• **AIM OF THE EXERCISE**: Omit any picture, and return the remaining data exactly as written.

++++ DATA PROVIDED

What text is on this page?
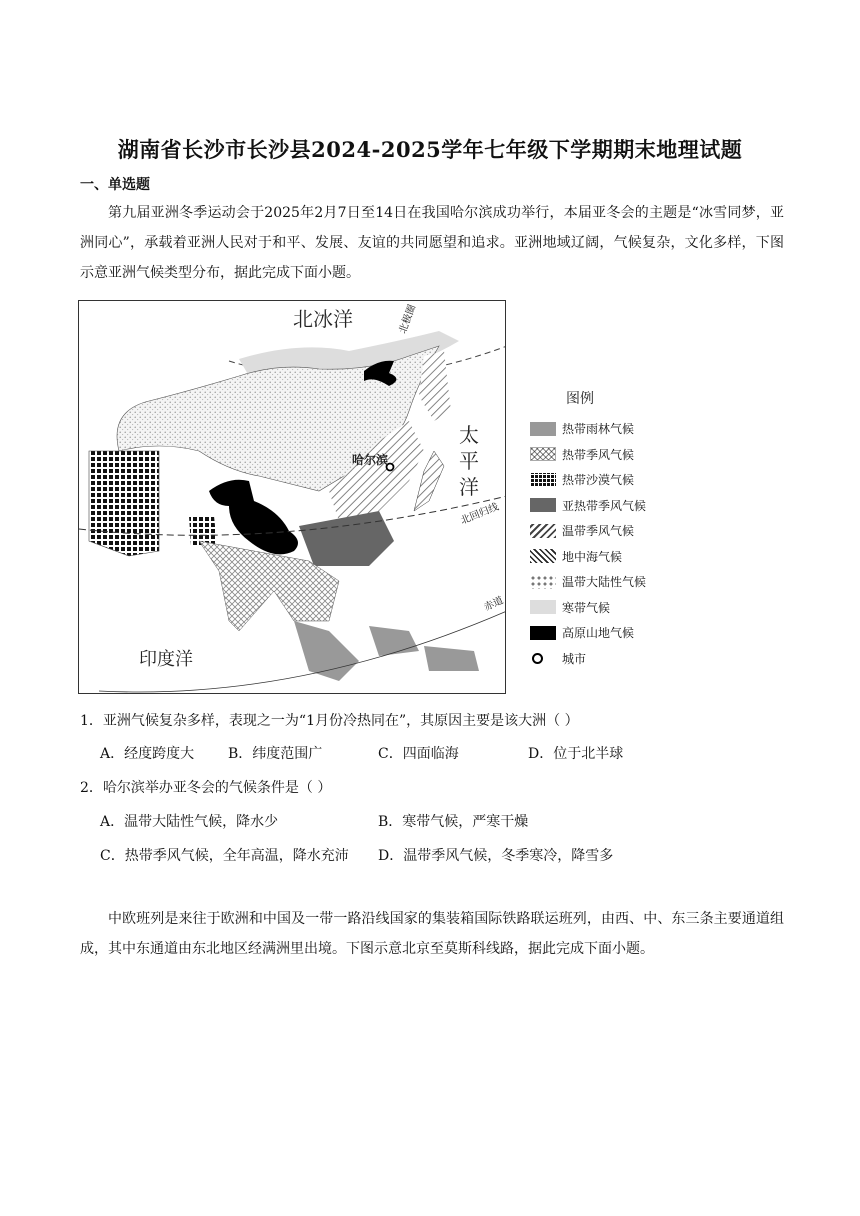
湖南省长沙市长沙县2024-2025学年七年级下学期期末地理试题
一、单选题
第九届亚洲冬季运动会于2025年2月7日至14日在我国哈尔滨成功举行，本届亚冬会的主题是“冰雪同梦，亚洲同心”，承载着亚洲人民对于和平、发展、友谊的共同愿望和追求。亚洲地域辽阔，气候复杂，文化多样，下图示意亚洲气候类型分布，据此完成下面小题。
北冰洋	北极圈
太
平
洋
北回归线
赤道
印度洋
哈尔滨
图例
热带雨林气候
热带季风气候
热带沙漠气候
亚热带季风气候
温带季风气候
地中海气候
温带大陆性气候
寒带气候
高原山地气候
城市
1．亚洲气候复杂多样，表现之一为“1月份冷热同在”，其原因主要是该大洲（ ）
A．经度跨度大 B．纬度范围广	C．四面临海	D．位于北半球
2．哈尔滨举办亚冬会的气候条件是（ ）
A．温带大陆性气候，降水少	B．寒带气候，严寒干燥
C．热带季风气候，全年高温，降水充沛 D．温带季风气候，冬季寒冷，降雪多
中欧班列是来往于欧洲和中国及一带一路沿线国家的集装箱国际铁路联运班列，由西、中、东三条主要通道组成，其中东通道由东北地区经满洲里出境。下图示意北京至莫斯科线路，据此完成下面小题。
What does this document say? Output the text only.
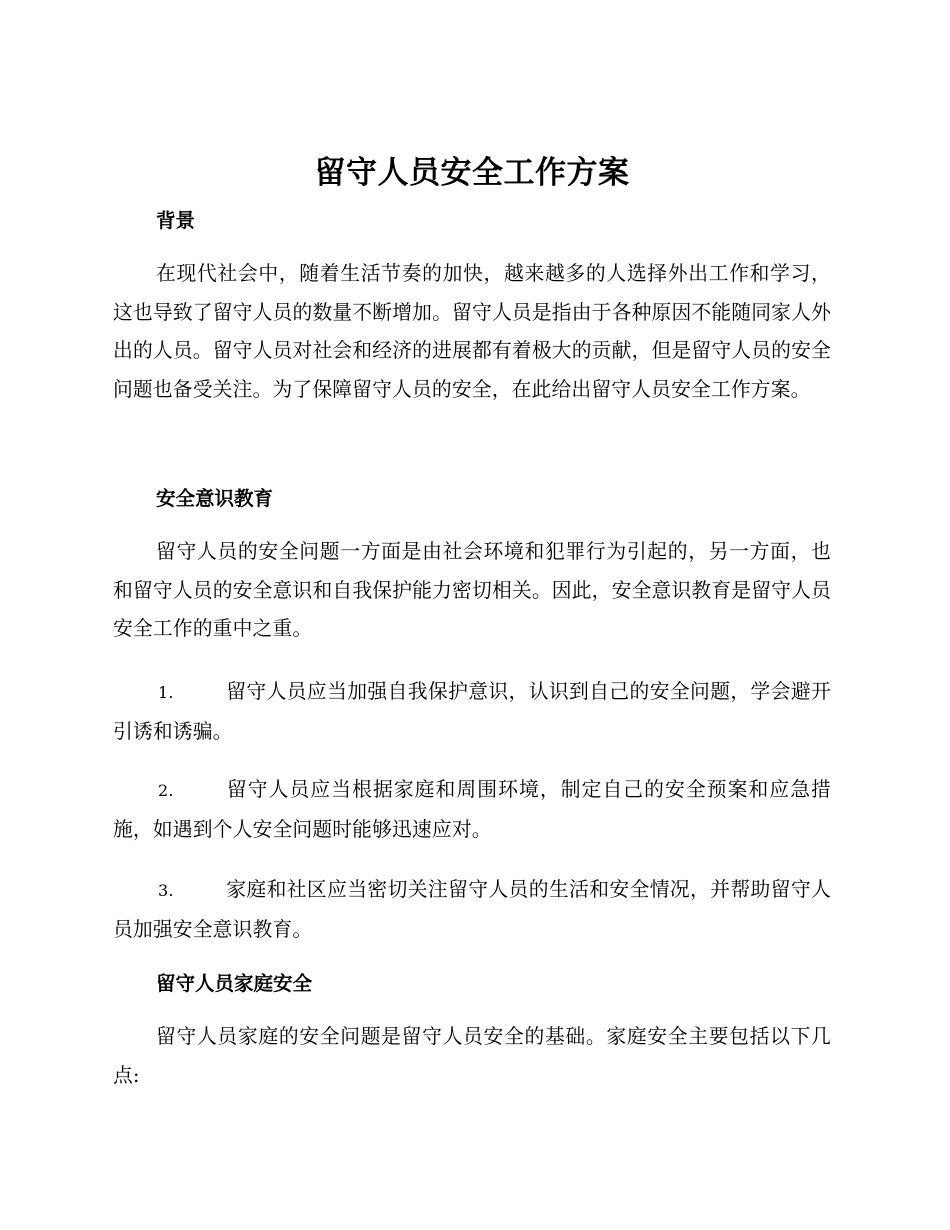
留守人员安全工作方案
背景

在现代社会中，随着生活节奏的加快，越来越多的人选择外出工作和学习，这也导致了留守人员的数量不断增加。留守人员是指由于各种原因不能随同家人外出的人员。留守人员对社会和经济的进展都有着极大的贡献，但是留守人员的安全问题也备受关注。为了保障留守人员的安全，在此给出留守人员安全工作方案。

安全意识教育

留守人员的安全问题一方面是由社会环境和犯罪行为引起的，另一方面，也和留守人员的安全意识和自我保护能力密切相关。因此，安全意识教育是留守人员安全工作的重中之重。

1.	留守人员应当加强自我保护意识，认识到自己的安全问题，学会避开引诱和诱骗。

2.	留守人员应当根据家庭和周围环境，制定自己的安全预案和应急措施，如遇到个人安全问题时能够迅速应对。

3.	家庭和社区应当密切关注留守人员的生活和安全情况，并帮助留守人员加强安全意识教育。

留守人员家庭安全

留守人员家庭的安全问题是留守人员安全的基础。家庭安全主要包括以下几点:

++++++++

• **EXERCISE RESULT**:
What text is on this page?
湖南省长沙市长沙县2024-2025学年七年级下学期期末地理试题
一、单选题
第九届亚洲冬季运动会于2025年2月7日至14日在我国哈尔滨成功举行，本届亚冬会的主题是“冰雪同梦，亚洲同心”，承载着亚洲人民对于和平、发展、友谊的共同愿望和追求。亚洲地域辽阔，气候复杂，文化多样，下图示意亚洲气候类型分布，据此完成下面小题。
北冰洋	北极圈
太
平
洋
北回归线
赤道
印度洋
哈尔滨
图例
热带雨林气候
热带季风气候
热带沙漠气候
亚热带季风气候
温带季风气候
地中海气候
温带大陆性气候
寒带气候
高原山地气候
城市
1．亚洲气候复杂多样，表现之一为“1月份冷热同在”，其原因主要是该大洲（ ）
A．经度跨度大 B．纬度范围广	C．四面临海	D．位于北半球
2．哈尔滨举办亚冬会的气候条件是（ ）
A．温带大陆性气候，降水少	B．寒带气候，严寒干燥
C．热带季风气候，全年高温，降水充沛 D．温带季风气候，冬季寒冷，降雪多
中欧班列是来往于欧洲和中国及一带一路沿线国家的集装箱国际铁路联运班列，由西、中、东三条主要通道组成，其中东通道由东北地区经满洲里出境。下图示意北京至莫斯科线路，据此完成下面小题。
What does this document say? Output the text only.
留守人员安全工作方案
背景

在现代社会中，随着生活节奏的加快，越来越多的人选择外出工作和学习，这也导致了留守人员的数量不断增加。留守人员是指由于各种原因不能随同家人外出的人员。留守人员对社会和经济的进展都有着极大的贡献，但是留守人员的安全问题也备受关注。为了保障留守人员的安全，在此给出留守人员安全工作方案。

安全意识教育

留守人员的安全问题一方面是由社会环境和犯罪行为引起的，另一方面，也和留守人员的安全意识和自我保护能力密切相关。因此，安全意识教育是留守人员安全工作的重中之重。

1.	留守人员应当加强自我保护意识，认识到自己的安全问题，学会避开引诱和诱骗。

2.	留守人员应当根据家庭和周围环境，制定自己的安全预案和应急措施，如遇到个人安全问题时能够迅速应对。

3.	家庭和社区应当密切关注留守人员的生活和安全情况，并帮助留守人员加强安全意识教育。

留守人员家庭安全

留守人员家庭的安全问题是留守人员安全的基础。家庭安全主要包括以下几点:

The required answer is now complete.